Collection entries:
▽
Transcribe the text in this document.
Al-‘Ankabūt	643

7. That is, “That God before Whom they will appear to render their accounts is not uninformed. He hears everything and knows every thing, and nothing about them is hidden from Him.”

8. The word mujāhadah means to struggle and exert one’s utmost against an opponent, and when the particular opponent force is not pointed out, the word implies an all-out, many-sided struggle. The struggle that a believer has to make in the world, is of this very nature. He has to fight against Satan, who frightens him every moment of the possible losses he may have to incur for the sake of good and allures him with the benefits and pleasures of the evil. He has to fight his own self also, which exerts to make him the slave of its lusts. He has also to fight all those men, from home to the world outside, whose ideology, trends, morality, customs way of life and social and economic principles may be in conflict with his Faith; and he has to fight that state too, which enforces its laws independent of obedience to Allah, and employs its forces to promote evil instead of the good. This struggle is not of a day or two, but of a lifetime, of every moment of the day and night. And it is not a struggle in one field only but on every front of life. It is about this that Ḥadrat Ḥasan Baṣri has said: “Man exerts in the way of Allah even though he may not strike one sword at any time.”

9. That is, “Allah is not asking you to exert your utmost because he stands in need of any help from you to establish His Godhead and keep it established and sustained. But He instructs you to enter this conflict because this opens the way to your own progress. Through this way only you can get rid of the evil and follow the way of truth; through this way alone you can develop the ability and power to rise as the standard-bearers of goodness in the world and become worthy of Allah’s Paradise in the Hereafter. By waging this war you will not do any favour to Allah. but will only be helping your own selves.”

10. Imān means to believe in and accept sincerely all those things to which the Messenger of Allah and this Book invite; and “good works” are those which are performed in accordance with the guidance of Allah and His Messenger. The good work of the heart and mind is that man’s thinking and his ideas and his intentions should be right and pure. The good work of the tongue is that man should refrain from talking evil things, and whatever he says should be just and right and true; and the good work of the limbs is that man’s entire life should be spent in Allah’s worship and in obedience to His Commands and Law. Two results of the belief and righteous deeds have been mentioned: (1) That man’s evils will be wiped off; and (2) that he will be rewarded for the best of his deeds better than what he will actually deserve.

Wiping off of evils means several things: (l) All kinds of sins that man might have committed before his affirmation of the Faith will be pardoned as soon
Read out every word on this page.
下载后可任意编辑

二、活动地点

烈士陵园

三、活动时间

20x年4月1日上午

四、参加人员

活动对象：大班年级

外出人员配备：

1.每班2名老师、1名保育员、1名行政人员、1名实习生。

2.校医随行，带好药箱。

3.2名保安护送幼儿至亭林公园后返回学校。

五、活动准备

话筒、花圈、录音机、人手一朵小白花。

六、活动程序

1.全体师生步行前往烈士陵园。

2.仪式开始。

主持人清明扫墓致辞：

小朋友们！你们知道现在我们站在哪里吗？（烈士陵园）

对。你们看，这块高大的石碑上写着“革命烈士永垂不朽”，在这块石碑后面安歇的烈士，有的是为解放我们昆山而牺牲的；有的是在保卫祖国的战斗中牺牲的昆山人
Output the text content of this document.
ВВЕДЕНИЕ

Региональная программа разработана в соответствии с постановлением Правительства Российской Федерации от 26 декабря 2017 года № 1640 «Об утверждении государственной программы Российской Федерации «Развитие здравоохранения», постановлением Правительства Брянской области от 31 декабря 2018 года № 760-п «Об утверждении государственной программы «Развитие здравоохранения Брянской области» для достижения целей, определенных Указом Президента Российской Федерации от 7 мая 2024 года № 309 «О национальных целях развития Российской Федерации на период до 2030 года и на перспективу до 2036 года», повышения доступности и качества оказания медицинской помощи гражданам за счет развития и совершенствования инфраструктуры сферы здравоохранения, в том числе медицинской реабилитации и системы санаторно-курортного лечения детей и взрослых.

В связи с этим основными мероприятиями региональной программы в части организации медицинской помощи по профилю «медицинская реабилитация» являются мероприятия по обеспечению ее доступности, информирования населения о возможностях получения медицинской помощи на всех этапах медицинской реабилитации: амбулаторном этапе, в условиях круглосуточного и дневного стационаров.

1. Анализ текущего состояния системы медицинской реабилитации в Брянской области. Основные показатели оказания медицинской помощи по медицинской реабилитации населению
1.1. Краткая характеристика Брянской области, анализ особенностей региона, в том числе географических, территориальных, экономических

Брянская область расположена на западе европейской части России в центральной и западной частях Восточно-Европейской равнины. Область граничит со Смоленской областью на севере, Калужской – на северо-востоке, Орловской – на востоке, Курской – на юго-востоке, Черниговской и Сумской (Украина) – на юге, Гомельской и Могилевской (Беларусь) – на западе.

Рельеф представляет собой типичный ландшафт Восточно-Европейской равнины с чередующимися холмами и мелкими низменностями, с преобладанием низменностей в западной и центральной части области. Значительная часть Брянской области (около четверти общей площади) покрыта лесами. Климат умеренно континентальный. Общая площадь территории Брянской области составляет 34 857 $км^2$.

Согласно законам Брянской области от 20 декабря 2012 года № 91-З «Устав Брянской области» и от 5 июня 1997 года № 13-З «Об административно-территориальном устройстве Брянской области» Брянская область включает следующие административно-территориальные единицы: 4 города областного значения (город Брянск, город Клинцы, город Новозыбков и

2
△
- Problem to solve -
Go through the records above and retype each one exactly.

- Full answer -
Transcribe the text in this document.
Al-‘Ankabūt	643

7. That is, “That God before Whom they will appear to render their accounts is not uninformed. He hears everything and knows every thing, and nothing about them is hidden from Him.”

8. The word mujāhadah means to struggle and exert one’s utmost against an opponent, and when the particular opponent force is not pointed out, the word implies an all-out, many-sided struggle. The struggle that a believer has to make in the world, is of this very nature. He has to fight against Satan, who frightens him every moment of the possible losses he may have to incur for the sake of good and allures him with the benefits and pleasures of the evil. He has to fight his own self also, which exerts to make him the slave of its lusts. He has also to fight all those men, from home to the world outside, whose ideology, trends, morality, customs way of life and social and economic principles may be in conflict with his Faith; and he has to fight that state too, which enforces its laws independent of obedience to Allah, and employs its forces to promote evil instead of the good. This struggle is not of a day or two, but of a lifetime, of every moment of the day and night. And it is not a struggle in one field only but on every front of life. It is about this that Ḥadrat Ḥasan Baṣri has said: “Man exerts in the way of Allah even though he may not strike one sword at any time.”

9. That is, “Allah is not asking you to exert your utmost because he stands in need of any help from you to establish His Godhead and keep it established and sustained. But He instructs you to enter this conflict because this opens the way to your own progress. Through this way only you can get rid of the evil and follow the way of truth; through this way alone you can develop the ability and power to rise as the standard-bearers of goodness in the world and become worthy of Allah’s Paradise in the Hereafter. By waging this war you will not do any favour to Allah. but will only be helping your own selves.”

10. Imān means to believe in and accept sincerely all those things to which the Messenger of Allah and this Book invite; and “good works” are those which are performed in accordance with the guidance of Allah and His Messenger. The good work of the heart and mind is that man’s thinking and his ideas and his intentions should be right and pure. The good work of the tongue is that man should refrain from talking evil things, and whatever he says should be just and right and true; and the good work of the limbs is that man’s entire life should be spent in Allah’s worship and in obedience to His Commands and Law. Two results of the belief and righteous deeds have been mentioned: (1) That man’s evils will be wiped off; and (2) that he will be rewarded for the best of his deeds better than what he will actually deserve.

Wiping off of evils means several things: (l) All kinds of sins that man might have committed before his affirmation of the Faith will be pardoned as soon
Read out every word on this page.
下载后可任意编辑

二、活动地点

烈士陵园

三、活动时间

20x年4月1日上午

四、参加人员

活动对象：大班年级

外出人员配备：

1.每班2名老师、1名保育员、1名行政人员、1名实习生。

2.校医随行，带好药箱。

3.2名保安护送幼儿至亭林公园后返回学校。

五、活动准备

话筒、花圈、录音机、人手一朵小白花。

六、活动程序

1.全体师生步行前往烈士陵园。

2.仪式开始。

主持人清明扫墓致辞：

小朋友们！你们知道现在我们站在哪里吗？（烈士陵园）

对。你们看，这块高大的石碑上写着“革命烈士永垂不朽”，在这块石碑后面安歇的烈士，有的是为解放我们昆山而牺牲的；有的是在保卫祖国的战斗中牺牲的昆山人
Output the text content of this document.
ВВЕДЕНИЕ

Региональная программа разработана в соответствии с постановлением Правительства Российской Федерации от 26 декабря 2017 года № 1640 «Об утверждении государственной программы Российской Федерации «Развитие здравоохранения», постановлением Правительства Брянской области от 31 декабря 2018 года № 760-п «Об утверждении государственной программы «Развитие здравоохранения Брянской области» для достижения целей, определенных Указом Президента Российской Федерации от 7 мая 2024 года № 309 «О национальных целях развития Российской Федерации на период до 2030 года и на перспективу до 2036 года», повышения доступности и качества оказания медицинской помощи гражданам за счет развития и совершенствования инфраструктуры сферы здравоохранения, в том числе медицинской реабилитации и системы санаторно-курортного лечения детей и взрослых.

В связи с этим основными мероприятиями региональной программы в части организации медицинской помощи по профилю «медицинская реабилитация» являются мероприятия по обеспечению ее доступности, информирования населения о возможностях получения медицинской помощи на всех этапах медицинской реабилитации: амбулаторном этапе, в условиях круглосуточного и дневного стационаров.

1. Анализ текущего состояния системы медицинской реабилитации в Брянской области. Основные показатели оказания медицинской помощи по медицинской реабилитации населению
1.1. Краткая характеристика Брянской области, анализ особенностей региона, в том числе географических, территориальных, экономических

Брянская область расположена на западе европейской части России в центральной и западной частях Восточно-Европейской равнины. Область граничит со Смоленской областью на севере, Калужской – на северо-востоке, Орловской – на востоке, Курской – на юго-востоке, Черниговской и Сумской (Украина) – на юге, Гомельской и Могилевской (Беларусь) – на западе.

Рельеф представляет собой типичный ландшафт Восточно-Европейской равнины с чередующимися холмами и мелкими низменностями, с преобладанием низменностей в западной и центральной части области. Значительная часть Брянской области (около четверти общей площади) покрыта лесами. Климат умеренно континентальный. Общая площадь территории Брянской области составляет 34 857 $км^2$.

Согласно законам Брянской области от 20 декабря 2012 года № 91-З «Устав Брянской области» и от 5 июня 1997 года № 13-З «Об административно-территориальном устройстве Брянской области» Брянская область включает следующие административно-территориальные единицы: 4 города областного значения (город Брянск, город Клинцы, город Новозыбков и

2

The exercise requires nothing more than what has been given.